** START OF DATA LINES **

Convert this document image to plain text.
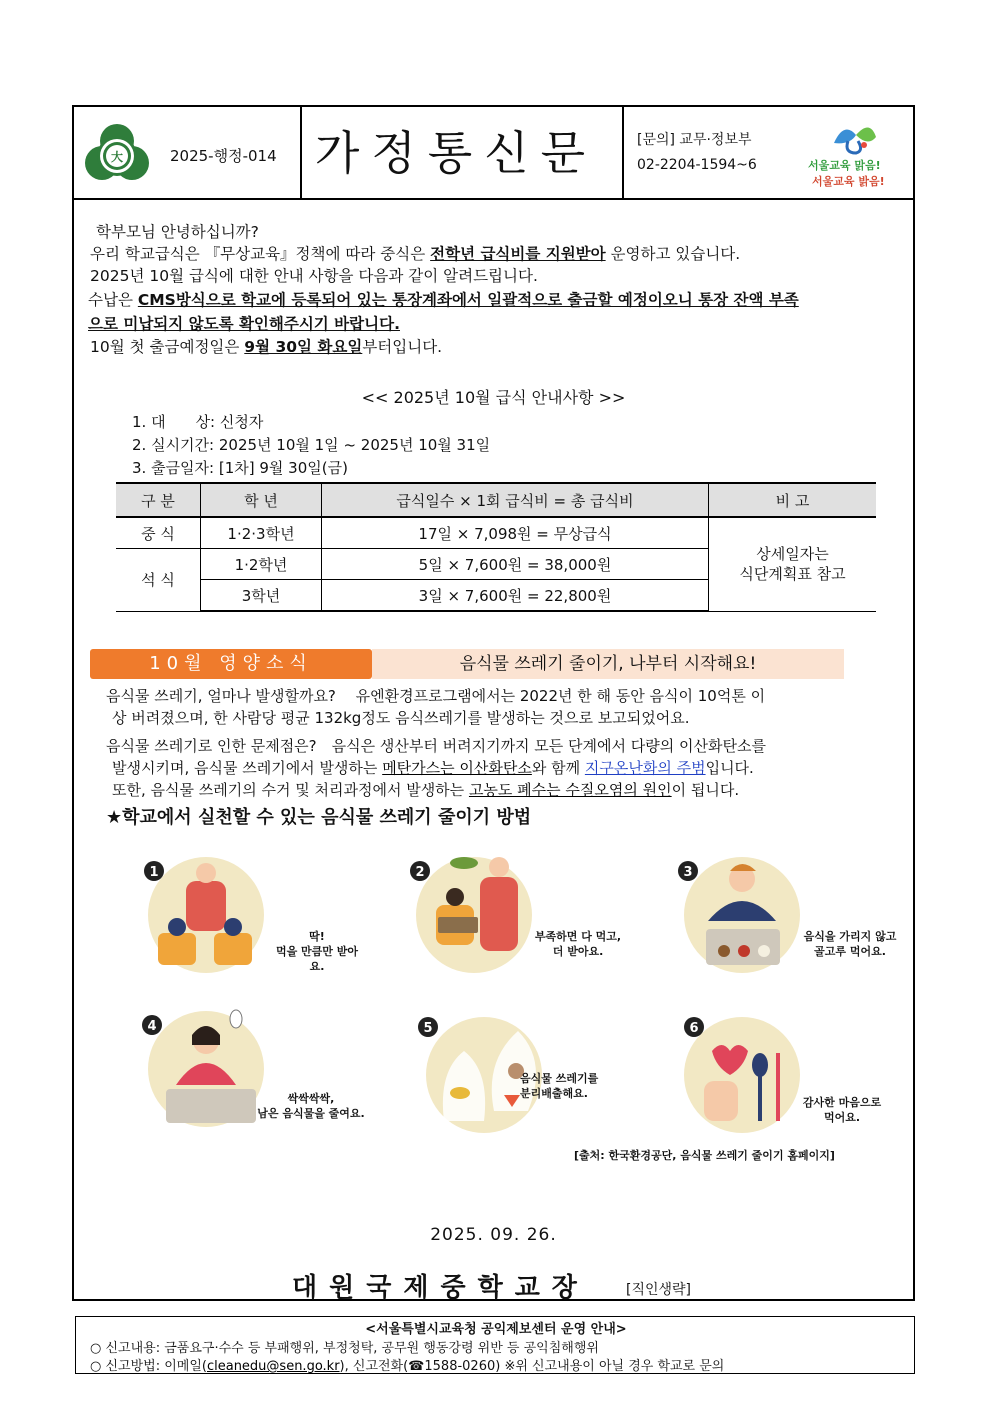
大	2025-행정-014 가정통신문	[문의] 교무·정보부
02-2204-1594~6	서울교육 맑음!
서울교육 밝음!
학부모님 안녕하십니까?
우리 학교급식은 『무상교육』정책에 따라 중식은 전학년 급식비를 지원받아 운영하고 있습니다.
2025년 10월 급식에 대한 안내 사항을 다음과 같이 알려드립니다.
수납은 CMS방식으로 학교에 등록되어 있는 통장계좌에서 일괄적으로 출금할 예정이오니 통장 잔액 부족
으로 미납되지 않도록 확인해주시기 바랍니다.
10월 첫 출금예정일은 9월 30일 화요일부터입니다.
<< 2025년 10월 급식 안내사항 >>
1. 대　　상: 신청자
2. 실시기간: 2025년 10월 1일 ~ 2025년 10월 31일
3. 출금일자: [1차] 9월 30일(금)
구 분	학 년	급식일수 × 1회 급식비 = 총 급식비	비 고
중 식	1·2·3학년	17일 × 7,098원 = 무상급식	상세일자는
식단계획표 참고
석 식	1·2학년	5일 × 7,600원 = 38,000원	
	3학년	3일 × 7,600원 = 22,800원	
10월 영양소식	음식물 쓰레기 줄이기, 나부터 시작해요!
음식물 쓰레기, 얼마나 발생할까요?　 유엔환경프로그램에서는 2022년 한 해 동안 음식이 10억톤 이
상 버려졌으며, 한 사람당 평균 132kg정도 음식쓰레기를 발생하는 것으로 보고되었어요.
음식물 쓰레기로 인한 문제점은?　음식은 생산부터 버려지기까지 모든 단계에서 다량의 이산화탄소를
발생시키며, 음식물 쓰레기에서 발생하는 메탄가스는 이산화탄소와 함께 지구온난화의 주범입니다.
또한, 음식물 쓰레기의 수거 및 처리과정에서 발생하는 고농도 폐수는 수질오염의 원인이 됩니다.
★학교에서 실천할 수 있는 음식물 쓰레기 줄이기 방법
1
딱!
먹을 만큼만 받아요.
2
부족하면 다 먹고,
더 받아요.
3
음식을 가리지 않고
골고루 먹어요.
4
싹싹싹싹,
남은 음식물을 줄여요.
5
음식물 쓰레기를
분리배출해요.
6
감사한 마음으로
먹어요.
[출처: 한국환경공단, 음식물 쓰레기 줄이기 홈페이지]
2025. 09. 26.
대원국제중학교장	[직인생략]
<서울특별시교육청 공익제보센터 운영 안내>
○ 신고내용: 금품요구·수수 등 부패행위, 부정청탁, 공무원 행동강령 위반 등 공익침해행위
○ 신고방법: 이메일(cleanedu@sen.go.kr), 신고전화(☎1588-0260) ※위 신고내용이 아닐 경우 학교로 문의
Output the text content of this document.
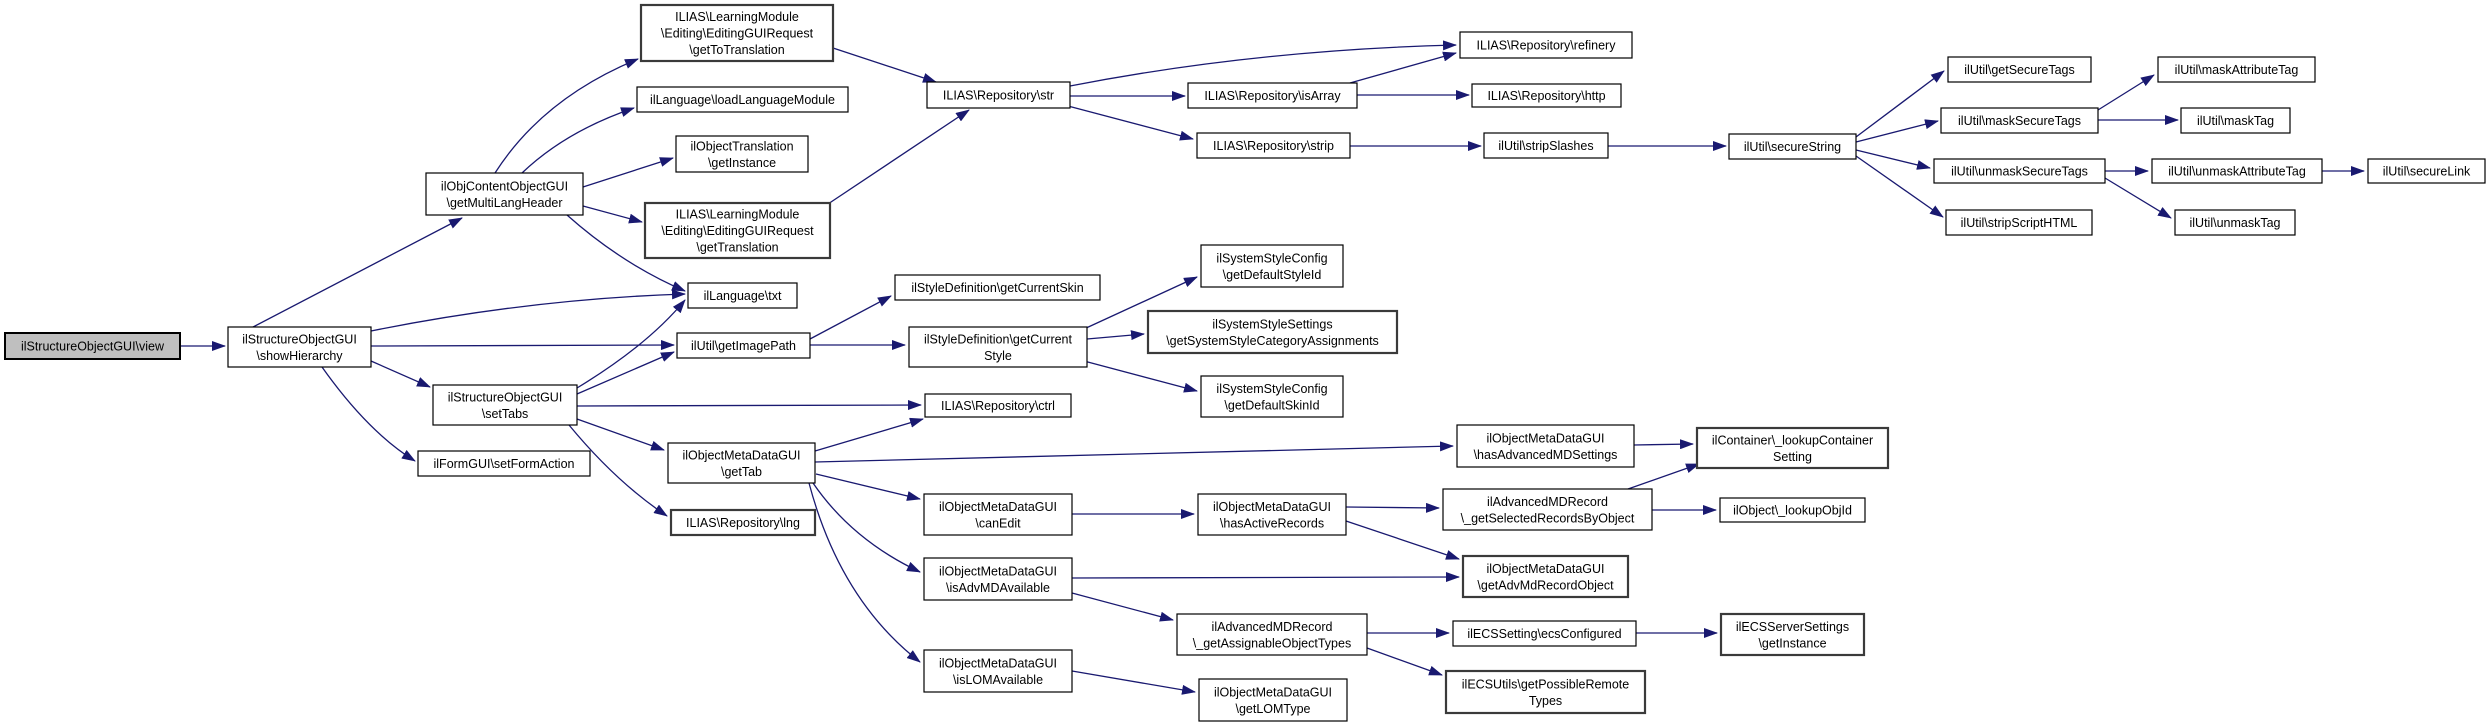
ilStructureObjectGUI\view
ilStructureObjectGUI
\showHierarchy
ilObjContentObjectGUI
\getMultiLangHeader
ILIAS\LearningModule
\Editing\EditingGUIRequest
\getToTranslation
ilLanguage\loadLanguageModule
ilObjectTranslation
\getInstance
ILIAS\LearningModule
\Editing\EditingGUIRequest
\getTranslation
ilLanguage\txt
ilUtil\getImagePath
ilStructureObjectGUI
\setTabs
ilFormGUI\setFormAction
ilObjectMetaDataGUI
\getTab
ILIAS\Repository\lng
ILIAS\Repository\str
ilStyleDefinition\getCurrentSkin
ilStyleDefinition\getCurrent
Style
ILIAS\Repository\ctrl
ilObjectMetaDataGUI
\canEdit
ilObjectMetaDataGUI
\isAdvMDAvailable
ilObjectMetaDataGUI
\isLOMAvailable
ILIAS\Repository\isArray
ILIAS\Repository\strip
ilSystemStyleConfig
\getDefaultStyleId
ilSystemStyleSettings
\getSystemStyleCategoryAssignments
ilSystemStyleConfig
\getDefaultSkinId
ilObjectMetaDataGUI
\hasActiveRecords
ilAdvancedMDRecord
\_getAssignableObjectTypes
ilObjectMetaDataGUI
\getLOMType
ILIAS\Repository\refinery
ILIAS\Repository\http
ilUtil\stripSlashes
ilObjectMetaDataGUI
\hasAdvancedMDSettings
ilAdvancedMDRecord
\_getSelectedRecordsByObject
ilObjectMetaDataGUI
\getAdvMdRecordObject
ilECSSetting\ecsConfigured
ilECSUtils\getPossibleRemote
Types
ilUtil\secureString
ilContainer\_lookupContainer
Setting
ilObject\_lookupObjId
ilECSServerSettings
\getInstance
ilUtil\getSecureTags
ilUtil\maskSecureTags
ilUtil\unmaskSecureTags
ilUtil\stripScriptHTML
ilUtil\maskAttributeTag
ilUtil\maskTag
ilUtil\unmaskAttributeTag
ilUtil\unmaskTag
ilUtil\secureLink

** END OF DATA LINES **

Show the lines that mention the word "ILIAS".

ILIAS\LearningModule
ILIAS\LearningModule
ILIAS\Repository\lng
ILIAS\Repository\str
ILIAS\Repository\ctrl
ILIAS\Repository\isArray
ILIAS\Repository\strip
ILIAS\Repository\refinery
ILIAS\Repository\http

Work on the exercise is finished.